Assignment:
Copy out the data below, all of it, exactly.
===== Stored data =====
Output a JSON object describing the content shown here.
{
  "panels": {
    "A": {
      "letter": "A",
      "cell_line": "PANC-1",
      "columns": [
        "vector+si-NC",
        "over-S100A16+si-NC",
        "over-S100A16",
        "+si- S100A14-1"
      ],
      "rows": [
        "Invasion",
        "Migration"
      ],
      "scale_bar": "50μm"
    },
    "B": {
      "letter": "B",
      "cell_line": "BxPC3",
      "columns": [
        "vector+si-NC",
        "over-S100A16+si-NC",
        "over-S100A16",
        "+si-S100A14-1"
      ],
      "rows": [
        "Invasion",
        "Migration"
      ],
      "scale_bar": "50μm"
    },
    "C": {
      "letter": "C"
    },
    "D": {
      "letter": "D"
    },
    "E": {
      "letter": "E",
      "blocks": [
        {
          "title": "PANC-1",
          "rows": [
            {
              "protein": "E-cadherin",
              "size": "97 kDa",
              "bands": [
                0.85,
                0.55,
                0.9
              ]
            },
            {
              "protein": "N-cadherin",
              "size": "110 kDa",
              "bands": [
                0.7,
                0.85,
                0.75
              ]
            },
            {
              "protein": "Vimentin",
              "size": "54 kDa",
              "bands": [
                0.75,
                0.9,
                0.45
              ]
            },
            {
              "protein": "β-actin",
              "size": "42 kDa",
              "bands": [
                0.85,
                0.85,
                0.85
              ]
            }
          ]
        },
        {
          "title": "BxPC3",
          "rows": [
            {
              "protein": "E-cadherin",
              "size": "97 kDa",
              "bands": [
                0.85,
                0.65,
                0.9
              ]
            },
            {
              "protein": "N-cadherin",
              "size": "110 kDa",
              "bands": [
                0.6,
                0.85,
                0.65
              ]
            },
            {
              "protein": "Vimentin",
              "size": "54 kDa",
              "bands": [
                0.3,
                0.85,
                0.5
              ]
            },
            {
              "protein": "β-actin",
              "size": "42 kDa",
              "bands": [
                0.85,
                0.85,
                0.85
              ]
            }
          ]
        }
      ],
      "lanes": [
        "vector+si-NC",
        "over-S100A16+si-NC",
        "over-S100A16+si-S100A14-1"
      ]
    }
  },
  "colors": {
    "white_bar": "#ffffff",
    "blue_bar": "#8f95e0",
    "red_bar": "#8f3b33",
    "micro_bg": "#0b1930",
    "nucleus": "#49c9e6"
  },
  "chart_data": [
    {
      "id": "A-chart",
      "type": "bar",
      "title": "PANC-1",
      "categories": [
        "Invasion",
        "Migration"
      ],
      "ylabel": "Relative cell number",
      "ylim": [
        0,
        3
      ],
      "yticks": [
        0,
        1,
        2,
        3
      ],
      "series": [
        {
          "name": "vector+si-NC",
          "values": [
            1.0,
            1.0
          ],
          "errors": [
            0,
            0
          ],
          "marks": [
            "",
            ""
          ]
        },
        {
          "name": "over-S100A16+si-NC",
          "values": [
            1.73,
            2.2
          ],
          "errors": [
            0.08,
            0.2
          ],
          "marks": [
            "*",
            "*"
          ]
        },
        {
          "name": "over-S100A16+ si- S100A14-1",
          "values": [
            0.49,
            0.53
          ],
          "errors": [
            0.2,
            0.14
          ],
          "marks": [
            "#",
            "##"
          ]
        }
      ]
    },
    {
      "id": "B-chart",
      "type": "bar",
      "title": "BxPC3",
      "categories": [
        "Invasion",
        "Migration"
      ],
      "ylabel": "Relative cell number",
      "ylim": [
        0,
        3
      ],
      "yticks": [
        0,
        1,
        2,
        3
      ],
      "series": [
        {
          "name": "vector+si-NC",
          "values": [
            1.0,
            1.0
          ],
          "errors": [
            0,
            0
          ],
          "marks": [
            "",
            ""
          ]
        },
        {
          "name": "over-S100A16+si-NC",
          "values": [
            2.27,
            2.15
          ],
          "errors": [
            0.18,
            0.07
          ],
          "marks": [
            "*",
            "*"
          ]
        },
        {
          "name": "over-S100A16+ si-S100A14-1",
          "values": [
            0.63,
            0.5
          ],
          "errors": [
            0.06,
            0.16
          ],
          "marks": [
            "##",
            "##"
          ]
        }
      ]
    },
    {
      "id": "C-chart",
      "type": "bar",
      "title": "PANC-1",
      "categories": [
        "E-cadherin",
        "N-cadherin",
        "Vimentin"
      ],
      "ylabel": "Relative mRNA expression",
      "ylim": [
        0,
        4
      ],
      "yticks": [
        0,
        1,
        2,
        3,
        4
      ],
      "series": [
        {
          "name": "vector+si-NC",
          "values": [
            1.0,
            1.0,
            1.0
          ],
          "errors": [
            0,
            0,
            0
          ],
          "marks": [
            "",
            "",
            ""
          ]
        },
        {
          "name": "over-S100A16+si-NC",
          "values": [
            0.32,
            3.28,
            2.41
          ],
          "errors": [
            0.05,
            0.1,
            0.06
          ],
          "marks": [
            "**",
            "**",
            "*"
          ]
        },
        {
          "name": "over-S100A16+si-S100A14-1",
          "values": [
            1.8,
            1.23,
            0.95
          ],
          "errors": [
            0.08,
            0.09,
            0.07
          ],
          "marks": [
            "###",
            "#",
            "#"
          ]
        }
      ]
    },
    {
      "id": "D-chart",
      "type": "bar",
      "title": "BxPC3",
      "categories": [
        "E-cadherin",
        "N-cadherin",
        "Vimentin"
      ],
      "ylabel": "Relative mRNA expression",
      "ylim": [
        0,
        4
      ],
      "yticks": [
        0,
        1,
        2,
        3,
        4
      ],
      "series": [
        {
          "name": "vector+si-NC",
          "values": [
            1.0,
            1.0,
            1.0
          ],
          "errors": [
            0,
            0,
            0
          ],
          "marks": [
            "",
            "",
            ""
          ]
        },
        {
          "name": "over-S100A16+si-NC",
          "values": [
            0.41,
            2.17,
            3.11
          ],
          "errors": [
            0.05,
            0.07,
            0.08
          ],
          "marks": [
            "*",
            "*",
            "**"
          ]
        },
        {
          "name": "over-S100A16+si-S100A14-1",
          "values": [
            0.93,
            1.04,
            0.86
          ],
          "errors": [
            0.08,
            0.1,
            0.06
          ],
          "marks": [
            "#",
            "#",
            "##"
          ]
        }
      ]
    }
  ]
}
=====
Solution to the exercise:
Output a JSON object describing the content shown here.
{
  "panels": {
    "A": {
      "letter": "A",
      "cell_line": "PANC-1",
      "columns": [
        "vector+si-NC",
        "over-S100A16+si-NC",
        "over-S100A16",
        "+si- S100A14-1"
      ],
      "rows": [
        "Invasion",
        "Migration"
      ],
      "scale_bar": "50μm"
    },
    "B": {
      "letter": "B",
      "cell_line": "BxPC3",
      "columns": [
        "vector+si-NC",
        "over-S100A16+si-NC",
        "over-S100A16",
        "+si-S100A14-1"
      ],
      "rows": [
        "Invasion",
        "Migration"
      ],
      "scale_bar": "50μm"
    },
    "C": {
      "letter": "C"
    },
    "D": {
      "letter": "D"
    },
    "E": {
      "letter": "E",
      "blocks": [
        {
          "title": "PANC-1",
          "rows": [
            {
              "protein": "E-cadherin",
              "size": "97 kDa",
              "bands": [
                0.85,
                0.55,
                0.9
              ]
            },
            {
              "protein": "N-cadherin",
              "size": "110 kDa",
              "bands": [
                0.7,
                0.85,
                0.75
              ]
            },
            {
              "protein": "Vimentin",
              "size": "54 kDa",
              "bands": [
                0.75,
                0.9,
                0.45
              ]
            },
            {
              "protein": "β-actin",
              "size": "42 kDa",
              "bands": [
                0.85,
                0.85,
                0.85
              ]
            }
          ]
        },
        {
          "title": "BxPC3",
          "rows": [
            {
              "protein": "E-cadherin",
              "size": "97 kDa",
              "bands": [
                0.85,
                0.65,
                0.9
              ]
            },
            {
              "protein": "N-cadherin",
              "size": "110 kDa",
              "bands": [
                0.6,
                0.85,
                0.65
              ]
            },
            {
              "protein": "Vimentin",
              "size": "54 kDa",
              "bands": [
                0.3,
                0.85,
                0.5
              ]
            },
            {
              "protein": "β-actin",
              "size": "42 kDa",
              "bands": [
                0.85,
                0.85,
                0.85
              ]
            }
          ]
        }
      ],
      "lanes": [
        "vector+si-NC",
        "over-S100A16+si-NC",
        "over-S100A16+si-S100A14-1"
      ]
    }
  },
  "colors": {
    "white_bar": "#ffffff",
    "blue_bar": "#8f95e0",
    "red_bar": "#8f3b33",
    "micro_bg": "#0b1930",
    "nucleus": "#49c9e6"
  },
  "chart_data": [
    {
      "id": "A-chart",
      "type": "bar",
      "title": "PANC-1",
      "categories": [
        "Invasion",
        "Migration"
      ],
      "ylabel": "Relative cell number",
      "ylim": [
        0,
        3
      ],
      "yticks": [
        0,
        1,
        2,
        3
      ],
      "series": [
        {
          "name": "vector+si-NC",
          "values": [
            1.0,
            1.0
          ],
          "errors": [
            0,
            0
          ],
          "marks": [
            "",
            ""
          ]
        },
        {
          "name": "over-S100A16+si-NC",
          "values": [
            1.73,
            2.2
          ],
          "errors": [
            0.08,
            0.2
          ],
          "marks": [
            "*",
            "*"
          ]
        },
        {
          "name": "over-S100A16+ si- S100A14-1",
          "values": [
            0.49,
            0.53
          ],
          "errors": [
            0.2,
            0.14
          ],
          "marks": [
            "#",
            "##"
          ]
        }
      ]
    },
    {
      "id": "B-chart",
      "type": "bar",
      "title": "BxPC3",
      "categories": [
        "Invasion",
        "Migration"
      ],
      "ylabel": "Relative cell number",
      "ylim": [
        0,
        3
      ],
      "yticks": [
        0,
        1,
        2,
        3
      ],
      "series": [
        {
          "name": "vector+si-NC",
          "values": [
            1.0,
            1.0
          ],
          "errors": [
            0,
            0
          ],
          "marks": [
            "",
            ""
          ]
        },
        {
          "name": "over-S100A16+si-NC",
          "values": [
            2.27,
            2.15
          ],
          "errors": [
            0.18,
            0.07
          ],
          "marks": [
            "*",
            "*"
          ]
        },
        {
          "name": "over-S100A16+ si-S100A14-1",
          "values": [
            0.63,
            0.5
          ],
          "errors": [
            0.06,
            0.16
          ],
          "marks": [
            "##",
            "##"
          ]
        }
      ]
    },
    {
      "id": "C-chart",
      "type": "bar",
      "title": "PANC-1",
      "categories": [
        "E-cadherin",
        "N-cadherin",
        "Vimentin"
      ],
      "ylabel": "Relative mRNA expression",
      "ylim": [
        0,
        4
      ],
      "yticks": [
        0,
        1,
        2,
        3,
        4
      ],
      "series": [
        {
          "name": "vector+si-NC",
          "values": [
            1.0,
            1.0,
            1.0
          ],
          "errors": [
            0,
            0,
            0
          ],
          "marks": [
            "",
            "",
            ""
          ]
        },
        {
          "name": "over-S100A16+si-NC",
          "values": [
            0.32,
            3.28,
            2.41
          ],
          "errors": [
            0.05,
            0.1,
            0.06
          ],
          "marks": [
            "**",
            "**",
            "*"
          ]
        },
        {
          "name": "over-S100A16+si-S100A14-1",
          "values": [
            1.8,
            1.23,
            0.95
          ],
          "errors": [
            0.08,
            0.09,
            0.07
          ],
          "marks": [
            "###",
            "#",
            "#"
          ]
        }
      ]
    },
    {
      "id": "D-chart",
      "type": "bar",
      "title": "BxPC3",
      "categories": [
        "E-cadherin",
        "N-cadherin",
        "Vimentin"
      ],
      "ylabel": "Relative mRNA expression",
      "ylim": [
        0,
        4
      ],
      "yticks": [
        0,
        1,
        2,
        3,
        4
      ],
      "series": [
        {
          "name": "vector+si-NC",
          "values": [
            1.0,
            1.0,
            1.0
          ],
          "errors": [
            0,
            0,
            0
          ],
          "marks": [
            "",
            "",
            ""
          ]
        },
        {
          "name": "over-S100A16+si-NC",
          "values": [
            0.41,
            2.17,
            3.11
          ],
          "errors": [
            0.05,
            0.07,
            0.08
          ],
          "marks": [
            "*",
            "*",
            "**"
          ]
        },
        {
          "name": "over-S100A16+si-S100A14-1",
          "values": [
            0.93,
            1.04,
            0.86
          ],
          "errors": [
            0.08,
            0.1,
            0.06
          ],
          "marks": [
            "#",
            "#",
            "##"
          ]
        }
      ]
    }
  ]
}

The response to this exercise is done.